-- WORK INSTRUCTIONS --
Produce the listing below again, exactly as shown.

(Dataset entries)
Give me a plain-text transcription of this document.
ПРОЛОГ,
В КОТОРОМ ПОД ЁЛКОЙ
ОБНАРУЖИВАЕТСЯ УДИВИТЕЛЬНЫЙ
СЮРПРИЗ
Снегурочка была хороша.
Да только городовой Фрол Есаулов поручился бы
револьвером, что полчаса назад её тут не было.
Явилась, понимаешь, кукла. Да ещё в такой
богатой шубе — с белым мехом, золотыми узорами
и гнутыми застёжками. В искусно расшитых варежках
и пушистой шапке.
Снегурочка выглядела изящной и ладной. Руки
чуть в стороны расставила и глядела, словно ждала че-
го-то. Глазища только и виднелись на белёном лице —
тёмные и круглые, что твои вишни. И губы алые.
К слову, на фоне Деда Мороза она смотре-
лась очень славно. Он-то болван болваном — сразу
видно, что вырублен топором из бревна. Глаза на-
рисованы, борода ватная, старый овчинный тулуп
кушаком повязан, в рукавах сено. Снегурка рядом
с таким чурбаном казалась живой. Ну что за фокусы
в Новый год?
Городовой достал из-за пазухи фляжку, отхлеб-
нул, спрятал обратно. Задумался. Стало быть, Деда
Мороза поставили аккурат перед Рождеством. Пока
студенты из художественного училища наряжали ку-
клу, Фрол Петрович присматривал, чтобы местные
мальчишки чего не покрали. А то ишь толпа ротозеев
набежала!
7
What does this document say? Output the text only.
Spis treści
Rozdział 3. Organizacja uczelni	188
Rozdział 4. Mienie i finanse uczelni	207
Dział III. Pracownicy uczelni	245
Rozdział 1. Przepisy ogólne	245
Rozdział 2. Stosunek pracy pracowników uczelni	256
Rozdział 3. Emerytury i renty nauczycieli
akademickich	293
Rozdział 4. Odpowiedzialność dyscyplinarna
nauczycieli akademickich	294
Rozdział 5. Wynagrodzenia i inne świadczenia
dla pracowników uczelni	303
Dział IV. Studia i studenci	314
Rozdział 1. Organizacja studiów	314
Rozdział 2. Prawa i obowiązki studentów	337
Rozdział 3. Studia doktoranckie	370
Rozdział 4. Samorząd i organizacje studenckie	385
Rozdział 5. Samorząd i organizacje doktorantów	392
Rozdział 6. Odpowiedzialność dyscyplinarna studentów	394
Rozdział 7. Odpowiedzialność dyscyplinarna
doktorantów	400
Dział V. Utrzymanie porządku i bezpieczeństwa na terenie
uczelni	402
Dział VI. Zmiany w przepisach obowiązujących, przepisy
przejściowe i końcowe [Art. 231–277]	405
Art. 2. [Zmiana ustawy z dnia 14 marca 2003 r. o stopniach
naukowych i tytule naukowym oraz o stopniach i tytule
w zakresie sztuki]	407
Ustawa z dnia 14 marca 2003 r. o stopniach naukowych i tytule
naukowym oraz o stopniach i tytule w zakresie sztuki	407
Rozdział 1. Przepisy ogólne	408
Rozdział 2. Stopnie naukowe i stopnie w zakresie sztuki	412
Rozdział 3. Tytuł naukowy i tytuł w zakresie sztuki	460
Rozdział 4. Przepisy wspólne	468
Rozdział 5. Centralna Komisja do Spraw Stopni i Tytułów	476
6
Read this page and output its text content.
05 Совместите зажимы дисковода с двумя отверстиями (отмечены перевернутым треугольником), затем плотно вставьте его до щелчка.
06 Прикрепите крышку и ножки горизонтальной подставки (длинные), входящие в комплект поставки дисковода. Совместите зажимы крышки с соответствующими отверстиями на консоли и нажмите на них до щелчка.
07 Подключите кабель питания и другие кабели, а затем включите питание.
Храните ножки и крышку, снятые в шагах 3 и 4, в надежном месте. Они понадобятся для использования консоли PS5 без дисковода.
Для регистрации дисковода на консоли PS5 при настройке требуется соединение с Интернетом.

-- TASK RESULT --
Give me a plain-text transcription of this document.
ПРОЛОГ,
В КОТОРОМ ПОД ЁЛКОЙ
ОБНАРУЖИВАЕТСЯ УДИВИТЕЛЬНЫЙ
СЮРПРИЗ
Снегурочка была хороша.
Да только городовой Фрол Есаулов поручился бы
револьвером, что полчаса назад её тут не было.
Явилась, понимаешь, кукла. Да ещё в такой
богатой шубе — с белым мехом, золотыми узорами
и гнутыми застёжками. В искусно расшитых варежках
и пушистой шапке.
Снегурочка выглядела изящной и ладной. Руки
чуть в стороны расставила и глядела, словно ждала че-
го-то. Глазища только и виднелись на белёном лице —
тёмные и круглые, что твои вишни. И губы алые.
К слову, на фоне Деда Мороза она смотре-
лась очень славно. Он-то болван болваном — сразу
видно, что вырублен топором из бревна. Глаза на-
рисованы, борода ватная, старый овчинный тулуп
кушаком повязан, в рукавах сено. Снегурка рядом
с таким чурбаном казалась живой. Ну что за фокусы
в Новый год?
Городовой достал из-за пазухи фляжку, отхлеб-
нул, спрятал обратно. Задумался. Стало быть, Деда
Мороза поставили аккурат перед Рождеством. Пока
студенты из художественного училища наряжали ку-
клу, Фрол Петрович присматривал, чтобы местные
мальчишки чего не покрали. А то ишь толпа ротозеев
набежала!
7
What does this document say? Output the text only.
Spis treści
Rozdział 3. Organizacja uczelni	188
Rozdział 4. Mienie i finanse uczelni	207
Dział III. Pracownicy uczelni	245
Rozdział 1. Przepisy ogólne	245
Rozdział 2. Stosunek pracy pracowników uczelni	256
Rozdział 3. Emerytury i renty nauczycieli
akademickich	293
Rozdział 4. Odpowiedzialność dyscyplinarna
nauczycieli akademickich	294
Rozdział 5. Wynagrodzenia i inne świadczenia
dla pracowników uczelni	303
Dział IV. Studia i studenci	314
Rozdział 1. Organizacja studiów	314
Rozdział 2. Prawa i obowiązki studentów	337
Rozdział 3. Studia doktoranckie	370
Rozdział 4. Samorząd i organizacje studenckie	385
Rozdział 5. Samorząd i organizacje doktorantów	392
Rozdział 6. Odpowiedzialność dyscyplinarna studentów	394
Rozdział 7. Odpowiedzialność dyscyplinarna
doktorantów	400
Dział V. Utrzymanie porządku i bezpieczeństwa na terenie
uczelni	402
Dział VI. Zmiany w przepisach obowiązujących, przepisy
przejściowe i końcowe [Art. 231–277]	405
Art. 2. [Zmiana ustawy z dnia 14 marca 2003 r. o stopniach
naukowych i tytule naukowym oraz o stopniach i tytule
w zakresie sztuki]	407
Ustawa z dnia 14 marca 2003 r. o stopniach naukowych i tytule
naukowym oraz o stopniach i tytule w zakresie sztuki	407
Rozdział 1. Przepisy ogólne	408
Rozdział 2. Stopnie naukowe i stopnie w zakresie sztuki	412
Rozdział 3. Tytuł naukowy i tytuł w zakresie sztuki	460
Rozdział 4. Przepisy wspólne	468
Rozdział 5. Centralna Komisja do Spraw Stopni i Tytułów	476
6
Read this page and output its text content.
05 Совместите зажимы дисковода с двумя отверстиями (отмечены перевернутым треугольником), затем плотно вставьте его до щелчка.
06 Прикрепите крышку и ножки горизонтальной подставки (длинные), входящие в комплект поставки дисковода. Совместите зажимы крышки с соответствующими отверстиями на консоли и нажмите на них до щелчка.
07 Подключите кабель питания и другие кабели, а затем включите питание.
Храните ножки и крышку, снятые в шагах 3 и 4, в надежном месте. Они понадобятся для использования консоли PS5 без дисковода.
Для регистрации дисковода на консоли PS5 при настройке требуется соединение с Интернетом.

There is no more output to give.